Historical Funds

Scottish American Capital is part of a tradition of investment funds from the same funding family. The investors have consistently backed entrepreneurs who have grown companies, created tens of thousands of US jobs and continue to own and operate their purchased companies and play a significant role in the communities in which they operate. Scottish American Capital seeks to acquire a platform business and then expand both by organic growth and a significant number of future acquisitions.

The following companies share many of the same team of backers as Scottish American and give a flavor of the long term perspective, capital availability and commitment to growing sustainable American companies that Scottish American represents.


Founded by Jim Ellis and Kevin Taweel in 1995, Kevin Taweel remains the CEO today. The investor group acquired Road Rescue in Houston, Texas in 1995, a small roadside recovery business for $6m, when it had 45 employees. Through organic sales growth, mainly through cellphone customers, they grew the core business and then embarked on a series of acquisitions. In 1999 Jim and Kevin acquired Merrimac Group, in 2002 they created a wireless technology repair and reverse logistics center in Smyrna, TN. By 2004 they had grown the business to 2500 employees. In 2006 Asurion merged with lock\line, LLC headquartered in Kansas City, Missouri and in 2006 acquired Warranty Corporation and Lumitrend, Inc. In 2008 they merged with N.E.W. Customer Service Cos. Asurion is now a $2.5 billion company with 10,000 employees, more than 70 million wireless customers and a growing presence in Asia. Asurion demonstrates both the long term intentions of the investor group and the opportunity that is represented by a great business being given the capital and management resources to grow strongly. Their story is profiled in the New York Times http://www.nytimes.com/2009/03/12/business/smallbusiness/12hunt.html.


Purchased by David Kennedy and Mike Smerklo in 2002, Mike remains the CEO. ServiceSource founded and leads the Service Performance Management industry focusing exclusively on growing service share – by increasing the number of customers who buy services and the amount they spend on those services. It serves technology and healthcare IT clients in over 110 countries and customers include Sun Microsystems, Aruba Network and Blue Coat. ServiceSource now has five global service centers, which demonstrates the investors commitment to capital investment required to grow businesses rapidly. The company manages more than 400,000 customer relationships, 40,000 partners annually, with over $4B currently under management, revenues passed $100m in 2008 and the company employs over 800 workers.

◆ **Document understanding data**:
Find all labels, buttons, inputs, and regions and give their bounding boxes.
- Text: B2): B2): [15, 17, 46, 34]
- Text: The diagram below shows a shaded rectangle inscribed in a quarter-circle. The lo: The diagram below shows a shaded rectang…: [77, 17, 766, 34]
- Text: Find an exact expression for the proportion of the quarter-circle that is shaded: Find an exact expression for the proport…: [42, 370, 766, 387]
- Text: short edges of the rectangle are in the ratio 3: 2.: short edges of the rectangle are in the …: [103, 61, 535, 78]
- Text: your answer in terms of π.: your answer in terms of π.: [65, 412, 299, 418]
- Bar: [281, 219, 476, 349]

◆ **Exercise brief**: According to the Historical Funds text, how many employees did Road Rescue have when the investor group acquired it in 1995? The records were drawn from a source separate from the text.

◆ **Task result**: 45 employees.